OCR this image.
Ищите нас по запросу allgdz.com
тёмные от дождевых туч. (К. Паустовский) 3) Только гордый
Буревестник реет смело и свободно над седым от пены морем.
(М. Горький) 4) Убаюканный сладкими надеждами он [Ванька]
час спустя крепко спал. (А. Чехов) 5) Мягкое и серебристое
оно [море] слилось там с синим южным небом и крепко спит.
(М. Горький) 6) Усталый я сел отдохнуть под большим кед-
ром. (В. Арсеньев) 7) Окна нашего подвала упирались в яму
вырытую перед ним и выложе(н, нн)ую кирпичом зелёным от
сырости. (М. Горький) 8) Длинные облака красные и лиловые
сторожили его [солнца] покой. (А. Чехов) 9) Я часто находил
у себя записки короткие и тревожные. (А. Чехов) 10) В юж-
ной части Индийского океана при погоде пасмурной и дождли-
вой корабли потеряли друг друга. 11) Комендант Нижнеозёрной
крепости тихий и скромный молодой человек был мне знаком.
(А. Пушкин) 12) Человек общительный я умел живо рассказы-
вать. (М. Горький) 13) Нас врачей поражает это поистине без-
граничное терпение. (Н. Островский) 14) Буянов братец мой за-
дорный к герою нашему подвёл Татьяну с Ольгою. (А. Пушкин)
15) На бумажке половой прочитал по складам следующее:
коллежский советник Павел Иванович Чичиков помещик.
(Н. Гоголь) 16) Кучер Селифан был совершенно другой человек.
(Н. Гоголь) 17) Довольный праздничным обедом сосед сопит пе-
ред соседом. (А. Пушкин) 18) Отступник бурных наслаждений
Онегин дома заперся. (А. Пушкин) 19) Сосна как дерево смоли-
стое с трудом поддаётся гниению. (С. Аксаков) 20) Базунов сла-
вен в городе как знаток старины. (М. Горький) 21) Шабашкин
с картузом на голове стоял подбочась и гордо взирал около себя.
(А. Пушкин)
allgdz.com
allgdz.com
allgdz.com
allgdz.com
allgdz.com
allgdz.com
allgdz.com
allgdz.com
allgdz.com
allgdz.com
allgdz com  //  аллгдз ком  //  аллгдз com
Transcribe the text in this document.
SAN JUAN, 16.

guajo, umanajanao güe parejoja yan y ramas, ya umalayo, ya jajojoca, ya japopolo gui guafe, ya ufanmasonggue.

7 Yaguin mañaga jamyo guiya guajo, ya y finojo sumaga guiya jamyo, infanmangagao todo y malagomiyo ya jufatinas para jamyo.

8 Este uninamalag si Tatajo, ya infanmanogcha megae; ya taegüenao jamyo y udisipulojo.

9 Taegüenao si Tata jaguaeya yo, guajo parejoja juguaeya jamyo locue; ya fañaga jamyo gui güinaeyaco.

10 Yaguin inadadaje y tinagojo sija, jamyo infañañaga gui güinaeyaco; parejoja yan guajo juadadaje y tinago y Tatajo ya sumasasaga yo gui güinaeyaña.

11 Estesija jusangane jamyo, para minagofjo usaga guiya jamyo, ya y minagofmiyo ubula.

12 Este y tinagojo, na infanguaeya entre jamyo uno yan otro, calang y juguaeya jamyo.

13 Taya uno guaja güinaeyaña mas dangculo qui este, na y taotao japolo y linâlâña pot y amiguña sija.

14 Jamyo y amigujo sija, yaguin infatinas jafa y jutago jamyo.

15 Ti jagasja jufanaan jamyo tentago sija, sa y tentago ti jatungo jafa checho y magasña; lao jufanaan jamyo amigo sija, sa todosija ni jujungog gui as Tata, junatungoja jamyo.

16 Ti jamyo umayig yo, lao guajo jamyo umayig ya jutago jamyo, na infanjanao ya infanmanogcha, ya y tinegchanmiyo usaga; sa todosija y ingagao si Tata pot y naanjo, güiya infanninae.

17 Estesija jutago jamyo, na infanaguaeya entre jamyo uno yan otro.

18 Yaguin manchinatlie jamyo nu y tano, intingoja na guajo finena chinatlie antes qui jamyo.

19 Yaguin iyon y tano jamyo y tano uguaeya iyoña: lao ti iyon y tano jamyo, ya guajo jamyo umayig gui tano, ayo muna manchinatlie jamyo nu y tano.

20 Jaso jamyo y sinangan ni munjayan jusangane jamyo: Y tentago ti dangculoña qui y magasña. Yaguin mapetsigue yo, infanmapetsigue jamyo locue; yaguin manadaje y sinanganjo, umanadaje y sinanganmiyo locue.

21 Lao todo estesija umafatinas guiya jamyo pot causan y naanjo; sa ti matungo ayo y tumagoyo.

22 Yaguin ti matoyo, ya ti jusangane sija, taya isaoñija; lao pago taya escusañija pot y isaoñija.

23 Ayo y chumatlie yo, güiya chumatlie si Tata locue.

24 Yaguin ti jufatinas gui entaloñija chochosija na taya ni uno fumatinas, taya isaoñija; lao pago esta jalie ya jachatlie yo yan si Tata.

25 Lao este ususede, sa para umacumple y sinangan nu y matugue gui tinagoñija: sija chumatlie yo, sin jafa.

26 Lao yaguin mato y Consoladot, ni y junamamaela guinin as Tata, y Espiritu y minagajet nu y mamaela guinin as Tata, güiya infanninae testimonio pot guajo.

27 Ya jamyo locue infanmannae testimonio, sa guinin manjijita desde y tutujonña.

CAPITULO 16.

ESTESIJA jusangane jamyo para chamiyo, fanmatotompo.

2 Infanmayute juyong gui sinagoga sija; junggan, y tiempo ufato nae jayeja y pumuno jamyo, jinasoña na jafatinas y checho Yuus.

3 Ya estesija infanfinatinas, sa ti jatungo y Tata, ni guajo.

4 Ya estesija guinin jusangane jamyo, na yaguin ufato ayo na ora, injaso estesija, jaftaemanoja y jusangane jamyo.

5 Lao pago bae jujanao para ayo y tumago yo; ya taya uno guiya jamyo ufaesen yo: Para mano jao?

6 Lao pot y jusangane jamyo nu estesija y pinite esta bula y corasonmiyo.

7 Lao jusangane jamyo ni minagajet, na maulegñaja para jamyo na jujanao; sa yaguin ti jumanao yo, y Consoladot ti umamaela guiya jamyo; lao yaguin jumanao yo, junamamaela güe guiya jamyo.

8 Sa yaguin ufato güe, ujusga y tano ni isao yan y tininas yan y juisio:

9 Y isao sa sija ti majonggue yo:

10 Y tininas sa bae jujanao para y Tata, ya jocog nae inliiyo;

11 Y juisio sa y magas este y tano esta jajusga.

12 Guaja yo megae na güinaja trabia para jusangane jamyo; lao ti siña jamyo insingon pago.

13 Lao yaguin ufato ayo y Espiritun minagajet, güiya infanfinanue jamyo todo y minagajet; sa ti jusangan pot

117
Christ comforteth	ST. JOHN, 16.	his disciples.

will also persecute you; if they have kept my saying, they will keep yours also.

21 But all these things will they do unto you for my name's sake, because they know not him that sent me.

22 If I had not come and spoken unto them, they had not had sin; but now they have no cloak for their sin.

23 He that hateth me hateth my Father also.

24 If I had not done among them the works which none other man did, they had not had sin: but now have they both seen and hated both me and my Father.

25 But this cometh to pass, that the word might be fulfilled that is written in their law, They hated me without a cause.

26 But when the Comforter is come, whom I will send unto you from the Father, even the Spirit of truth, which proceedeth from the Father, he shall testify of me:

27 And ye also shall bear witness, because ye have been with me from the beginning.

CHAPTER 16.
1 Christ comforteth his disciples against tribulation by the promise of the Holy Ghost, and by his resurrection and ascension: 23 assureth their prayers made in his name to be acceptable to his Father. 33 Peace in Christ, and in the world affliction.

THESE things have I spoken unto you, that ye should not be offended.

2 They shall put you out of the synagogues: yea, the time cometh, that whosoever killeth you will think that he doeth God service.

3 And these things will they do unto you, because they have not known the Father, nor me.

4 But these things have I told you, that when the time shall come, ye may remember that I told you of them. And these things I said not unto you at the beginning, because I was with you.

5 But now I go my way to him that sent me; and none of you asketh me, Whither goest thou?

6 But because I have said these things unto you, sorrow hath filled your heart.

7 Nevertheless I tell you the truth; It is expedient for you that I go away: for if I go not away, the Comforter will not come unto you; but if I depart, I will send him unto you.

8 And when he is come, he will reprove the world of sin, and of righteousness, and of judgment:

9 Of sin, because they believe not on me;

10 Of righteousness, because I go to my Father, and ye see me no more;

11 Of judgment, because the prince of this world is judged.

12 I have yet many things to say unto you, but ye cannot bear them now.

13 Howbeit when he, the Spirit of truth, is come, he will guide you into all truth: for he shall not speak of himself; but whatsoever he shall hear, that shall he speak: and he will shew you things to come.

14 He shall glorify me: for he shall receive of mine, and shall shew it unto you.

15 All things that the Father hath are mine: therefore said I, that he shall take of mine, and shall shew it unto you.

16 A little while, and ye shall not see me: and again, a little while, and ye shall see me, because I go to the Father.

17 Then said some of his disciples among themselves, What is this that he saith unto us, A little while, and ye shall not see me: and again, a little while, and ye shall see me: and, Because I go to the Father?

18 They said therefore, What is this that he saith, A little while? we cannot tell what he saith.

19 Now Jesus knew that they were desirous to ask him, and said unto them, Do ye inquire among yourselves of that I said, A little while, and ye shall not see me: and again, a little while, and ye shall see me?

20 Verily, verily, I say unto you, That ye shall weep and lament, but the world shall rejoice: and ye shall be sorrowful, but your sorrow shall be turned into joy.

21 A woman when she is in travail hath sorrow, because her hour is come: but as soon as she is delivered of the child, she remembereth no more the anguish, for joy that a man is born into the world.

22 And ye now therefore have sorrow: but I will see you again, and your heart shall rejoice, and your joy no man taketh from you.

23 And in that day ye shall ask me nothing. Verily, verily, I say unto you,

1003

**OBJECTIVE:** Scan the material and collect every line that contains "spoken".

**ANSWER FOR THIS EXERCISE:**
22 If I had not come and spoken unto them, they had not had sin; but now they have no cloak for their sin.
THESE things have I spoken unto you, that ye should not be offended.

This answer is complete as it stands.